Here are some entries; quote each one exactly.

· · · · ·

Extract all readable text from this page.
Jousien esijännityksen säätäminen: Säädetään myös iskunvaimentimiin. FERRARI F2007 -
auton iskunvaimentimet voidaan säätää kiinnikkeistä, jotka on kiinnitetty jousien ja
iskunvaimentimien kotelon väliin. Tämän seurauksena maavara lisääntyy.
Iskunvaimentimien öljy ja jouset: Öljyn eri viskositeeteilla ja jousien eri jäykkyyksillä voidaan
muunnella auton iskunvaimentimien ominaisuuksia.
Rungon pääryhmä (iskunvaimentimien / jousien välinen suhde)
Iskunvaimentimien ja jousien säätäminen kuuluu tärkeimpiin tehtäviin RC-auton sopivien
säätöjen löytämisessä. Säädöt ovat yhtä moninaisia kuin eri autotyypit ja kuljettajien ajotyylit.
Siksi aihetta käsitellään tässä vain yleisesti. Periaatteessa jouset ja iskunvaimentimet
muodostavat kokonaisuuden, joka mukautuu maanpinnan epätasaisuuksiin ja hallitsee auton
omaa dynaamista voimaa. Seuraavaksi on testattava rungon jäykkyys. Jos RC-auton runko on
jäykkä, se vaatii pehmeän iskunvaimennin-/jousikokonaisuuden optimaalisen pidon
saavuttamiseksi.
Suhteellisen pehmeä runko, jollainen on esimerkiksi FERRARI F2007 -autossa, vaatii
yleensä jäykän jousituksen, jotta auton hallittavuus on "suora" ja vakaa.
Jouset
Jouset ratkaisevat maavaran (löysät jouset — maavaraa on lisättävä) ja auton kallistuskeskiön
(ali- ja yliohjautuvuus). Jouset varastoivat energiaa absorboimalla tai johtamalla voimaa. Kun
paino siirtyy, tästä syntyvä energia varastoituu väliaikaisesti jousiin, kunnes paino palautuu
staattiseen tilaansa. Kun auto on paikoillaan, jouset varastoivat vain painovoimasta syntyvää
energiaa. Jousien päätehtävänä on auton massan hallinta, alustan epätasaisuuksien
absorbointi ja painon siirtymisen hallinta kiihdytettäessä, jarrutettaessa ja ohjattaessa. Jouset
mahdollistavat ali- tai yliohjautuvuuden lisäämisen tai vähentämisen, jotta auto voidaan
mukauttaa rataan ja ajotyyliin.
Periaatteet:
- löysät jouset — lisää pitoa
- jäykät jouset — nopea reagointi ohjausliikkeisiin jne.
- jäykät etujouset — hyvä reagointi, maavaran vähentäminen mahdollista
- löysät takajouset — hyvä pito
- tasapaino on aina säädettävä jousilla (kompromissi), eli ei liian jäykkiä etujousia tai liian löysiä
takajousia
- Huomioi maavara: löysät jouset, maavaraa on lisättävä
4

· · · · ·

__Reply__:
Extract all readable text from this page.
Jousien esijännityksen säätäminen: Säädetään myös iskunvaimentimiin. FERRARI F2007 -
auton iskunvaimentimet voidaan säätää kiinnikkeistä, jotka on kiinnitetty jousien ja
iskunvaimentimien kotelon väliin. Tämän seurauksena maavara lisääntyy.
Iskunvaimentimien öljy ja jouset: Öljyn eri viskositeeteilla ja jousien eri jäykkyyksillä voidaan
muunnella auton iskunvaimentimien ominaisuuksia.
Rungon pääryhmä (iskunvaimentimien / jousien välinen suhde)
Iskunvaimentimien ja jousien säätäminen kuuluu tärkeimpiin tehtäviin RC-auton sopivien
säätöjen löytämisessä. Säädöt ovat yhtä moninaisia kuin eri autotyypit ja kuljettajien ajotyylit.
Siksi aihetta käsitellään tässä vain yleisesti. Periaatteessa jouset ja iskunvaimentimet
muodostavat kokonaisuuden, joka mukautuu maanpinnan epätasaisuuksiin ja hallitsee auton
omaa dynaamista voimaa. Seuraavaksi on testattava rungon jäykkyys. Jos RC-auton runko on
jäykkä, se vaatii pehmeän iskunvaimennin-/jousikokonaisuuden optimaalisen pidon
saavuttamiseksi.
Suhteellisen pehmeä runko, jollainen on esimerkiksi FERRARI F2007 -autossa, vaatii
yleensä jäykän jousituksen, jotta auton hallittavuus on "suora" ja vakaa.
Jouset
Jouset ratkaisevat maavaran (löysät jouset — maavaraa on lisättävä) ja auton kallistuskeskiön
(ali- ja yliohjautuvuus). Jouset varastoivat energiaa absorboimalla tai johtamalla voimaa. Kun
paino siirtyy, tästä syntyvä energia varastoituu väliaikaisesti jousiin, kunnes paino palautuu
staattiseen tilaansa. Kun auto on paikoillaan, jouset varastoivat vain painovoimasta syntyvää
energiaa. Jousien päätehtävänä on auton massan hallinta, alustan epätasaisuuksien
absorbointi ja painon siirtymisen hallinta kiihdytettäessä, jarrutettaessa ja ohjattaessa. Jouset
mahdollistavat ali- tai yliohjautuvuuden lisäämisen tai vähentämisen, jotta auto voidaan
mukauttaa rataan ja ajotyyliin.
Periaatteet:
- löysät jouset — lisää pitoa
- jäykät jouset — nopea reagointi ohjausliikkeisiin jne.
- jäykät etujouset — hyvä reagointi, maavaran vähentäminen mahdollista
- löysät takajouset — hyvä pito
- tasapaino on aina säädettävä jousilla (kompromissi), eli ei liian jäykkiä etujousia tai liian löysiä
takajousia
- Huomioi maavara: löysät jouset, maavaraa on lisättävä
4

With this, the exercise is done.